Extract every record, exactly as written, and ignore the pictures.

--- Begin ---

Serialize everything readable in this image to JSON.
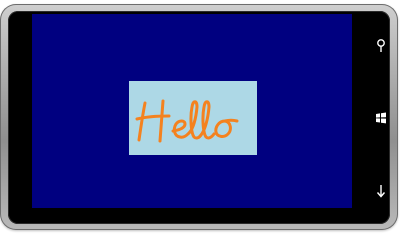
{
  "screen": {
    "background": "#000080",
    "panel": {
      "background": "#add8e6",
      "ink_color": "#f4821f",
      "text": "Hello"
    }
  },
  "device": {
    "buttons": [
      {
        "name": "search",
        "icon": "search-icon"
      },
      {
        "name": "start",
        "icon": "windows-logo-icon"
      },
      {
        "name": "back",
        "icon": "back-arrow-icon"
      }
    ]
  }
}
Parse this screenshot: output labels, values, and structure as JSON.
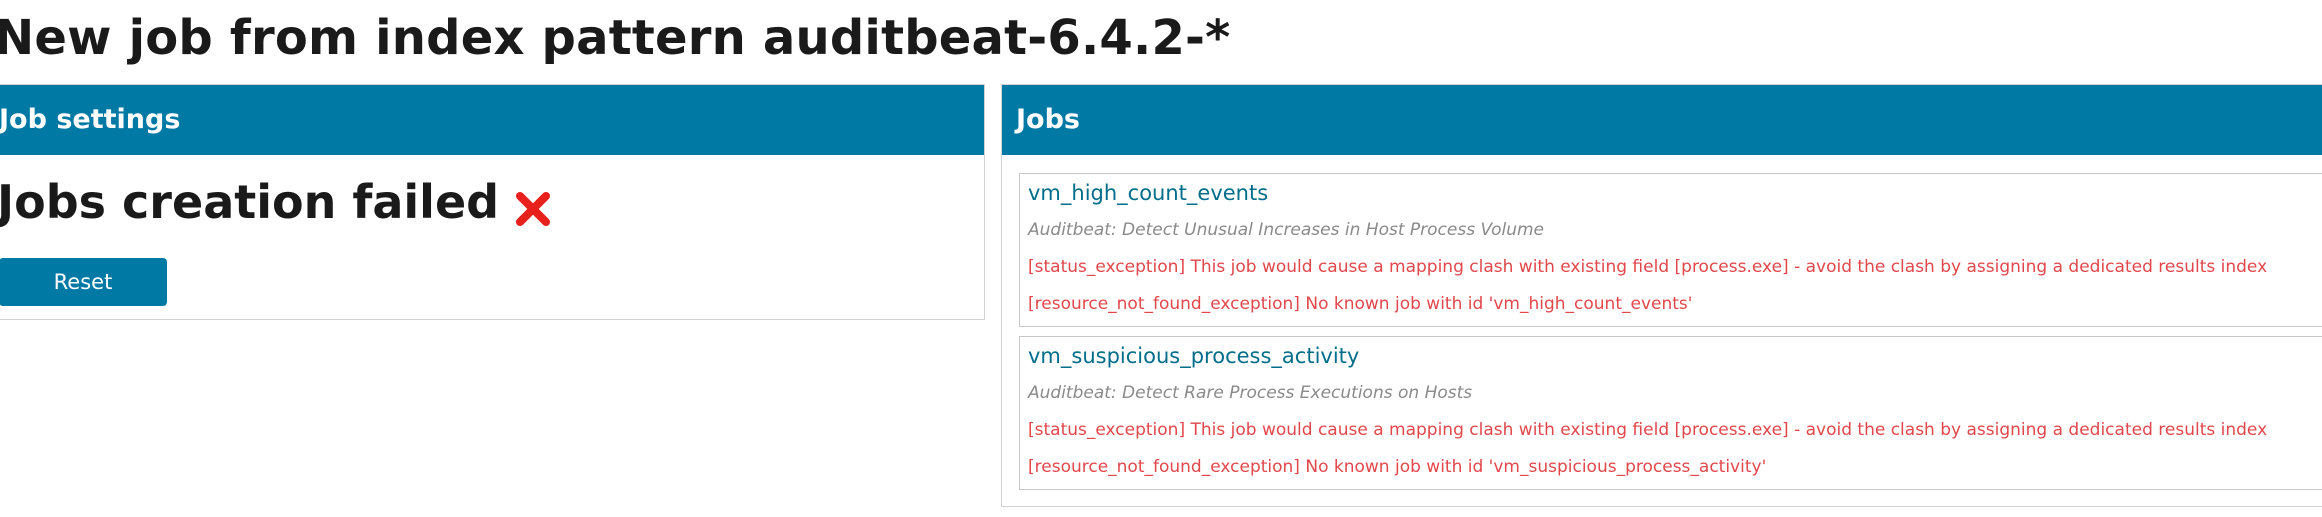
{
  "page": {
    "title": "New job from index pattern auditbeat-6.4.2-*"
  },
  "job_settings": {
    "header": "Job settings",
    "result": "Jobs creation failed",
    "result_icon": "failure-x-icon",
    "reset_label": "Reset"
  },
  "jobs_panel": {
    "header": "Jobs",
    "jobs": [
      {
        "id": "vm_high_count_events",
        "description": "Auditbeat: Detect Unusual Increases in Host Process Volume",
        "errors": [
          "[status_exception] This job would cause a mapping clash with existing field [process.exe] - avoid the clash by assigning a dedicated results index",
          "[resource_not_found_exception] No known job with id 'vm_high_count_events'"
        ]
      },
      {
        "id": "vm_suspicious_process_activity",
        "description": "Auditbeat: Detect Rare Process Executions on Hosts",
        "errors": [
          "[status_exception] This job would cause a mapping clash with existing field [process.exe] - avoid the clash by assigning a dedicated results index",
          "[resource_not_found_exception] No known job with id 'vm_suspicious_process_activity'"
        ]
      }
    ]
  },
  "colors": {
    "header_bg": "#0079a5",
    "link": "#006e8a",
    "error": "#e2474b",
    "fail_icon": "#e8201c"
  }
}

--- End ---

→ EXERCISE SOLUTION
Serialize everything readable in this image to JSON.
{
  "screen": {
    "background": "#000080",
    "panel": {
      "background": "#add8e6",
      "ink_color": "#f4821f",
      "text": "Hello"
    }
  },
  "device": {
    "buttons": [
      {
        "name": "search",
        "icon": "search-icon"
      },
      {
        "name": "start",
        "icon": "windows-logo-icon"
      },
      {
        "name": "back",
        "icon": "back-arrow-icon"
      }
    ]
  }
}
Parse this screenshot: output labels, values, and structure as JSON.
{
  "page": {
    "title": "New job from index pattern auditbeat-6.4.2-*"
  },
  "job_settings": {
    "header": "Job settings",
    "result": "Jobs creation failed",
    "result_icon": "failure-x-icon",
    "reset_label": "Reset"
  },
  "jobs_panel": {
    "header": "Jobs",
    "jobs": [
      {
        "id": "vm_high_count_events",
        "description": "Auditbeat: Detect Unusual Increases in Host Process Volume",
        "errors": [
          "[status_exception] This job would cause a mapping clash with existing field [process.exe] - avoid the clash by assigning a dedicated results index",
          "[resource_not_found_exception] No known job with id 'vm_high_count_events'"
        ]
      },
      {
        "id": "vm_suspicious_process_activity",
        "description": "Auditbeat: Detect Rare Process Executions on Hosts",
        "errors": [
          "[status_exception] This job would cause a mapping clash with existing field [process.exe] - avoid the clash by assigning a dedicated results index",
          "[resource_not_found_exception] No known job with id 'vm_suspicious_process_activity'"
        ]
      }
    ]
  },
  "colors": {
    "header_bg": "#0079a5",
    "link": "#006e8a",
    "error": "#e2474b",
    "fail_icon": "#e8201c"
  }
}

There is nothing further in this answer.